### DIRECTIONS
In the text on hemoglobin and acute kidney injury, what percentage of the 348 patients with acute kidney injury recovered completely?
-------- EXTRACT TO READ
Acute kidney injury was defined as a serum creatinine increase of at least 0.3 mg/dL within 48 hours or the need for renal replacement therapy, in accordance with Acute Kidney Injury Network criteria.

Significantly more patients with kidney injury than without had a baseline hemoglobin level below 10 g/dL (51.1% vs 37.9%; P < .001).

At baseline, average hemoglobin level was lower in patients with kidney injury than without (10.2 vs 10.8 g/dL; P < .001). And at all time points during hospitalization, levels of hemoglobin were lower in patients with acute kidney injury. However, hemoglobin levels did not correlate with the severity of the disease.

In a multivariable model, a hemoglobin level below 10 g/dL was demonstrated to be a significant risk factor for acute kidney injury, Dr Godin reported.

Table. Risk Factors Associated With Acute Kidney Injury

Risk Factor Odds Ratio P Value
Heart failure 3.01 <.001
Chronic kidney disease 2.19 <.001
Mean hemoglobin <10 g/dL 1.84 <.001
Diabetes 1.73 <.001
Male 1.72 <.001
Body mass index 1.03 .02
Age 1.01 .02


Patients with pre-existing chronic kidney disease had lower levels of hemoglobin during their hospitalization, but they did not experience an increase in anemia severity. However, the rate of acute kidney injury was worse in patients with chronic disease than in those without (41% vs 15%).

The team also looked at recovery from acute kidney disease in their cohort.

Complete recovery was defined as a ratio of discharge/reference serum creatinine of 1.2 or less, or a difference of less than 0.3 mg/dL between the last and the reference serum creatinine level. A continued need for renal replacement therapy or death was considered to be no recovery, and anything in between was considered to be partial recovery.

Of the 348 patients with acute kidney injury, 69% recovered completely, 23% recovered partially, and 8% did not recover.

Higher mean and baseline hemoglobin levels predicted a full or partial recovery of kidney function. However, there was no association between recovery and other comorbidities, including chronic kidney disease.

Of the patients with chronic kidney disease, 74% recovered completely, 17% recovered partially, and 9% did not recover. In patients who recovered, baseline hemoglobin levels were lower in those with chronic disease than in those without (10.7 vs 11.3 g/dL; P = .04).

The odds of full or partial recovery increased significantly for patients with a hemoglobin level above 10.5 g/dL than for those with a level of 9.24 g/dL or less.

"When you have hemoglobin above 10.5 g/dL, the risk is the same, which is very small," Dr Godin explained. "But as you go below 10.5 g/dL, the risk of not recovering from acute kidney injury increases."

She said the findings need to be tested in other populations of patients.

Susan Quaggin, MD, from the Feinberg Cardiovascular Research Institute at Northwestern University in Chicago, who is chair of the Kidney Week 2014 program committee, said she agrees.
----------------
-------- INFORMATION SHOWN
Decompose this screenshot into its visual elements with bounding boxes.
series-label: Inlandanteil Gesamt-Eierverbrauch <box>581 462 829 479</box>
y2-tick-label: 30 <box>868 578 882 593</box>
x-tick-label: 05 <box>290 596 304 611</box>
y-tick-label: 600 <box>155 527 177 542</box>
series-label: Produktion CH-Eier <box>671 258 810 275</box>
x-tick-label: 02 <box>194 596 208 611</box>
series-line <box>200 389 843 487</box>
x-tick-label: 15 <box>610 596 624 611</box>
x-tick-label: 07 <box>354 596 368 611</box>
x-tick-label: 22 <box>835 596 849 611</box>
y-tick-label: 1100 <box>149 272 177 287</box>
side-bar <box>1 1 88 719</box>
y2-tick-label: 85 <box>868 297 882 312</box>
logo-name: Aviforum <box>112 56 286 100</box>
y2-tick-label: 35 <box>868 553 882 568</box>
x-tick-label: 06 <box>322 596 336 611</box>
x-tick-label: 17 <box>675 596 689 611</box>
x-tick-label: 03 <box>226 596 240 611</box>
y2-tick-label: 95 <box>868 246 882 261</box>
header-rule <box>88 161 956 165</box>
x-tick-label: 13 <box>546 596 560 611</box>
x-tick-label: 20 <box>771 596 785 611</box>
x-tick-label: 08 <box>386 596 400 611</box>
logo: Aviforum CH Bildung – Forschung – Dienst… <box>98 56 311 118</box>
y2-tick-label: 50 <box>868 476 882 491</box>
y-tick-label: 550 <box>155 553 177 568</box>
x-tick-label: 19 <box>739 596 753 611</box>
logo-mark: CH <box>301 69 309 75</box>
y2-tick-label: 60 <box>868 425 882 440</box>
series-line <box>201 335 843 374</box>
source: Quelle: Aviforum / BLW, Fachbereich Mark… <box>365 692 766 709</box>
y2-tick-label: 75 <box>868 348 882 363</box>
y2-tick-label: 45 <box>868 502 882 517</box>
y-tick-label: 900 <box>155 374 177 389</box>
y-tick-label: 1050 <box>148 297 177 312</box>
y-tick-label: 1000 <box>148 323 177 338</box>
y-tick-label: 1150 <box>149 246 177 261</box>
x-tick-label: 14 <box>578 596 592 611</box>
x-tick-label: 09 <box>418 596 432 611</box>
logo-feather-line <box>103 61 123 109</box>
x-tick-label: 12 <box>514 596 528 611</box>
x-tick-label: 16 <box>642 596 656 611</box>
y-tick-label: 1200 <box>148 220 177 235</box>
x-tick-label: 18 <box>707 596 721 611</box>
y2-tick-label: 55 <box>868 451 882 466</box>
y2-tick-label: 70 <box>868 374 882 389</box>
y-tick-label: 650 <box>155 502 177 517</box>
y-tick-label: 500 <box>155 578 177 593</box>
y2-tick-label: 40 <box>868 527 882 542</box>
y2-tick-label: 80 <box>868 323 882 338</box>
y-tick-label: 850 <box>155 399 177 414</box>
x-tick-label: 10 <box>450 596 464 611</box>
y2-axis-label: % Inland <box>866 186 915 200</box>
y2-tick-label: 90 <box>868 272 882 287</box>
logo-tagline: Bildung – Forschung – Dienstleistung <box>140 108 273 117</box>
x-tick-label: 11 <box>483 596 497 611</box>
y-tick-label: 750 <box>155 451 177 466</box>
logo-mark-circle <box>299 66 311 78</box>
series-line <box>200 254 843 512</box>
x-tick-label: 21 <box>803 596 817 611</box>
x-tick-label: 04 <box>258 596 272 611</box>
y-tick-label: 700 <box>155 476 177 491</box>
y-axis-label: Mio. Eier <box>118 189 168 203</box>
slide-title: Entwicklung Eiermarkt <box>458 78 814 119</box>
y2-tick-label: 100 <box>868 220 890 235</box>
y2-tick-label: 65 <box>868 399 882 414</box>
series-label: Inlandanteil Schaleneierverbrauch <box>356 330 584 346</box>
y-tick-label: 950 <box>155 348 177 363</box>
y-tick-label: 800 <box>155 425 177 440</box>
----------------
### ANSWER BOX
69% recovered completely.